§ Exercise description: Only the lines holding the string "coefficient" are needed. Copy each one.
----------
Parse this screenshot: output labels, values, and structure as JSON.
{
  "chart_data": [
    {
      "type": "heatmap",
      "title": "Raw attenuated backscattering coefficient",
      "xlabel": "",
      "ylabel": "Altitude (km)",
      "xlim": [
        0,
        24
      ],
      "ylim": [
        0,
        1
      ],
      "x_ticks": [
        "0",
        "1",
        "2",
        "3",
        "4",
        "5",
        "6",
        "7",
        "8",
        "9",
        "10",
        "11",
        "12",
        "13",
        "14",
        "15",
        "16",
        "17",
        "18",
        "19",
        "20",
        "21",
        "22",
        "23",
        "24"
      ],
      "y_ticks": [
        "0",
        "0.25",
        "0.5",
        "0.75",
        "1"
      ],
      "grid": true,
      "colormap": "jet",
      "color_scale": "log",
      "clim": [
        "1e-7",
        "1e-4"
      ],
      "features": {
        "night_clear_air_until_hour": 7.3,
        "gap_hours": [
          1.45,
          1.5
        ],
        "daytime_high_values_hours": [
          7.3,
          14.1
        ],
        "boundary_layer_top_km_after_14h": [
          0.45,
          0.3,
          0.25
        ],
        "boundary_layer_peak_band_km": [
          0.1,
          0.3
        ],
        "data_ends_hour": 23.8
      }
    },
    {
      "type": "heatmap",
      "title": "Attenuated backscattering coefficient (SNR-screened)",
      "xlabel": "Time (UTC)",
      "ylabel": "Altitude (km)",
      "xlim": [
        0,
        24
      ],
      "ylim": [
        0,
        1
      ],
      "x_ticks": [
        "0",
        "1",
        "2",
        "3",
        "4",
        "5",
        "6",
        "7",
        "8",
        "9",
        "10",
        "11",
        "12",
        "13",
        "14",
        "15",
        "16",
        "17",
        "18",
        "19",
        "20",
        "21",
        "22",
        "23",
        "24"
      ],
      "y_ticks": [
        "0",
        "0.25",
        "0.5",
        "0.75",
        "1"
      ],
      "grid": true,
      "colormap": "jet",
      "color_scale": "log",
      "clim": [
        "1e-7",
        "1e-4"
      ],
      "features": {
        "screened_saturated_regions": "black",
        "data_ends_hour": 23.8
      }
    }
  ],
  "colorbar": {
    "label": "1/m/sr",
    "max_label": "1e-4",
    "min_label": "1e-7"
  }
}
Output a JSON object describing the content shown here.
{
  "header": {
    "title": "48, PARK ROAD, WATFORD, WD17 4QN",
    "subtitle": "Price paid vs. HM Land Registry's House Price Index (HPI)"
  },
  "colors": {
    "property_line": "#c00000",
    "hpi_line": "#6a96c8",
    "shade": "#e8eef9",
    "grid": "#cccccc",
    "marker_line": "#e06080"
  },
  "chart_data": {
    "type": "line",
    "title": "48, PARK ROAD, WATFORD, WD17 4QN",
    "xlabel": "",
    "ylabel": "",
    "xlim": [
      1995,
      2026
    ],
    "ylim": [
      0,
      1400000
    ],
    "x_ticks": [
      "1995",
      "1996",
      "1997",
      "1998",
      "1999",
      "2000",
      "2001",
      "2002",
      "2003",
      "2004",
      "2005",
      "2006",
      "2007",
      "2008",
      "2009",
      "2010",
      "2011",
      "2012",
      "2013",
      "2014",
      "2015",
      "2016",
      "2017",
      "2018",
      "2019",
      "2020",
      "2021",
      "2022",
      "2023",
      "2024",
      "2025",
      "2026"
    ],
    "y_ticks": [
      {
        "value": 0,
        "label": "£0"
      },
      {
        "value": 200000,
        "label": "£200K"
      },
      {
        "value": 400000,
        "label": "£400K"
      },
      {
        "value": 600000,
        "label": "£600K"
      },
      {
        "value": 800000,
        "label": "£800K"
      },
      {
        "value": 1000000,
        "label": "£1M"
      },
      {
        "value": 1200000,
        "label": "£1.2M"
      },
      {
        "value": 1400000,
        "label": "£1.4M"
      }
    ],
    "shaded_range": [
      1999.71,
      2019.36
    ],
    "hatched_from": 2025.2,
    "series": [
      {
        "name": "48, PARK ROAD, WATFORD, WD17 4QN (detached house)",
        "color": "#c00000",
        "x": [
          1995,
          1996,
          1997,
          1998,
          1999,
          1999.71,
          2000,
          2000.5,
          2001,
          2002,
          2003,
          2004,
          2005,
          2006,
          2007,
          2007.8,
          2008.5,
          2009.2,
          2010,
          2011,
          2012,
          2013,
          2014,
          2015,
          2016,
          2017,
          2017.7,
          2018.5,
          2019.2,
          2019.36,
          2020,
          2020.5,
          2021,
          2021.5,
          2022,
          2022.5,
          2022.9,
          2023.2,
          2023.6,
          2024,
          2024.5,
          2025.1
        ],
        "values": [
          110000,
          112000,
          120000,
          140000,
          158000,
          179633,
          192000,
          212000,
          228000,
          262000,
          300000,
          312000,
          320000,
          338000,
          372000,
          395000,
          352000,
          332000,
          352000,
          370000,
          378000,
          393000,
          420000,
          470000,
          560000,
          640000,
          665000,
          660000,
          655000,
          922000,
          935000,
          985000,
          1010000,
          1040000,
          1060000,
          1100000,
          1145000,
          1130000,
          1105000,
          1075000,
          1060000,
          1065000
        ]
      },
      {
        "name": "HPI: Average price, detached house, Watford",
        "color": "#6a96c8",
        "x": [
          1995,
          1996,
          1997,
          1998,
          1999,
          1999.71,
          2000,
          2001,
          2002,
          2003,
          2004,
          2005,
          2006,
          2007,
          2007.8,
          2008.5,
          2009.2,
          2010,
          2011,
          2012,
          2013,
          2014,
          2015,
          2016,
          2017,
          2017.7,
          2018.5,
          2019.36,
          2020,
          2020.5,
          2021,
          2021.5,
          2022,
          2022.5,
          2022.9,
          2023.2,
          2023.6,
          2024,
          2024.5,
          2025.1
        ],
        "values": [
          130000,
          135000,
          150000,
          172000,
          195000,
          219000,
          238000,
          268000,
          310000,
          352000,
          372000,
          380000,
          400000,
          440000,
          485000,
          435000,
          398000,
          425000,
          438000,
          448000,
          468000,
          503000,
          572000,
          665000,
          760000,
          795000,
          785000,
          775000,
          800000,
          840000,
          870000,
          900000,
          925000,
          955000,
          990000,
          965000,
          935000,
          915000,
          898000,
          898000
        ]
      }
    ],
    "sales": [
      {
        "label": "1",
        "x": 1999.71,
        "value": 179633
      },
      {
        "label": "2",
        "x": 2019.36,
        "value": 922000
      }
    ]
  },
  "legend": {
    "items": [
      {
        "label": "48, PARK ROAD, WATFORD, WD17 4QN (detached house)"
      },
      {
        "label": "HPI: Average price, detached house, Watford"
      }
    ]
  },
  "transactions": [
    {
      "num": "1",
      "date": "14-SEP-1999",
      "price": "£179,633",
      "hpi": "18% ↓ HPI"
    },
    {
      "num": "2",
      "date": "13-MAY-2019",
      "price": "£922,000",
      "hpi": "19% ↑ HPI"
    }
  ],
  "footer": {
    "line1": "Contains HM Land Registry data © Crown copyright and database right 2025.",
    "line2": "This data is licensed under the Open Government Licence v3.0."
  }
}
----------
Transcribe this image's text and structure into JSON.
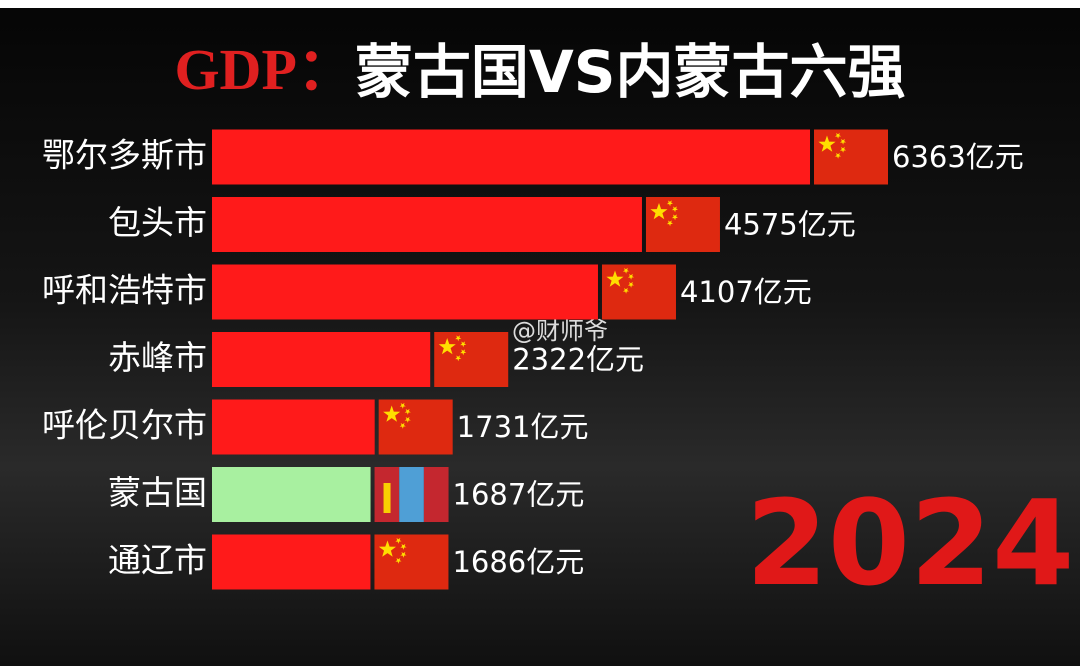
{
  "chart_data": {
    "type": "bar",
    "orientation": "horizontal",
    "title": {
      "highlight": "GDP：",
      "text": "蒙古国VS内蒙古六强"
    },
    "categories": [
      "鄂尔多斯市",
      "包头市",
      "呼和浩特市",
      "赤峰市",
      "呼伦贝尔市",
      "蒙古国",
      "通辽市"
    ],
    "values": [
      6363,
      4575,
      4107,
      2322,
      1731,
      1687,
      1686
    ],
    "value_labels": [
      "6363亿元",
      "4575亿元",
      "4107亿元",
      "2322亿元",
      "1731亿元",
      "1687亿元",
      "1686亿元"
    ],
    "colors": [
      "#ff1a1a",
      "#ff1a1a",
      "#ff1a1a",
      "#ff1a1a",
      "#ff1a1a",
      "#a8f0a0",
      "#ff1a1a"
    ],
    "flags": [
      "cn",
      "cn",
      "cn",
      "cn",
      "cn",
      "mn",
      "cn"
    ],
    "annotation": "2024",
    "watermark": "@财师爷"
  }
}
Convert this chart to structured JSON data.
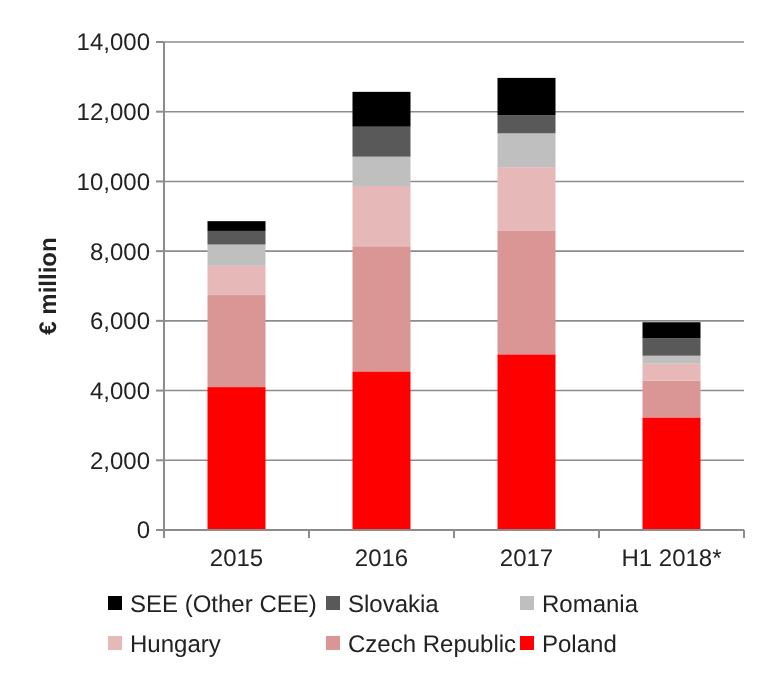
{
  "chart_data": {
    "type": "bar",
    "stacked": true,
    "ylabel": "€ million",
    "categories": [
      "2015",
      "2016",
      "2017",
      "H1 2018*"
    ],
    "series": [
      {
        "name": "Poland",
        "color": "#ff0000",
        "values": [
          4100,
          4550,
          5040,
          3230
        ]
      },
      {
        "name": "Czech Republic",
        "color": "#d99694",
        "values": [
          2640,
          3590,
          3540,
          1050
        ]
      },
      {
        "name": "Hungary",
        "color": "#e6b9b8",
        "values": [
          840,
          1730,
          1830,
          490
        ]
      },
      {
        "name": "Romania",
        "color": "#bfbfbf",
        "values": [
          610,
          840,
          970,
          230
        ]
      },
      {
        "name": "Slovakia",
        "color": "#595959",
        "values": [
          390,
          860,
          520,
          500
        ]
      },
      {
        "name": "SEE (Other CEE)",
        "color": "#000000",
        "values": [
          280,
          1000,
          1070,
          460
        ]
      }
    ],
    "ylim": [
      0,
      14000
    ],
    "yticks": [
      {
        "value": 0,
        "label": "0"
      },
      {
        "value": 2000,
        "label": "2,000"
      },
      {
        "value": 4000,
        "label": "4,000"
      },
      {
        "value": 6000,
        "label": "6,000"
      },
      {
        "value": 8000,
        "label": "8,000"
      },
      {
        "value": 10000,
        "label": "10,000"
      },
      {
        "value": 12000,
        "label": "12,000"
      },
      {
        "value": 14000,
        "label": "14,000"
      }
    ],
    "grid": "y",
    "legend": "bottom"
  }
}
----------
§ Finished answer:
      "title": "Raw attenuated backscattering coefficient",
      "title": "Attenuated backscattering coefficient (SNR-screened)",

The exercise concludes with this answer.